• Your objective:
All of the records below need to be copied exactly.

(Saved entries)
▬▬▬▬▬▬▬▬▬▬

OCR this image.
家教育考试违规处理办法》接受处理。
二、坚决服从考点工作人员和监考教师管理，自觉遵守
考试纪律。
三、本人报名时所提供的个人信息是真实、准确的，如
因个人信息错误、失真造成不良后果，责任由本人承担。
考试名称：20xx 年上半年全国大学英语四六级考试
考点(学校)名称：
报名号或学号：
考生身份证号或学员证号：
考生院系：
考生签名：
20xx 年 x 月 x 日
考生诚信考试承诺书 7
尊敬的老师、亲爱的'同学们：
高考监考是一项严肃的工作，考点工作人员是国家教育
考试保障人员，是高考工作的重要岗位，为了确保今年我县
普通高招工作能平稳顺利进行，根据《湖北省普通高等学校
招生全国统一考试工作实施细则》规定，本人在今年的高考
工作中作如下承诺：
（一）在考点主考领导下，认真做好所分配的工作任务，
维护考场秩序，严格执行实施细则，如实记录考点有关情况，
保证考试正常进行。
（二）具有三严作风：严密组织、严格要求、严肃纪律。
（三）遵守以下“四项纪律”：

▬▬▬▬▬▬▬▬▬▬

• Solution for this exercise:
OCR this image.
家教育考试违规处理办法》接受处理。
二、坚决服从考点工作人员和监考教师管理，自觉遵守
考试纪律。
三、本人报名时所提供的个人信息是真实、准确的，如
因个人信息错误、失真造成不良后果，责任由本人承担。
考试名称：20xx 年上半年全国大学英语四六级考试
考点(学校)名称：
报名号或学号：
考生身份证号或学员证号：
考生院系：
考生签名：
20xx 年 x 月 x 日
考生诚信考试承诺书 7
尊敬的老师、亲爱的'同学们：
高考监考是一项严肃的工作，考点工作人员是国家教育
考试保障人员，是高考工作的重要岗位，为了确保今年我县
普通高招工作能平稳顺利进行，根据《湖北省普通高等学校
招生全国统一考试工作实施细则》规定，本人在今年的高考
工作中作如下承诺：
（一）在考点主考领导下，认真做好所分配的工作任务，
维护考场秩序，严格执行实施细则，如实记录考点有关情况，
保证考试正常进行。
（二）具有三严作风：严密组织、严格要求、严肃纪律。
（三）遵守以下“四项纪律”：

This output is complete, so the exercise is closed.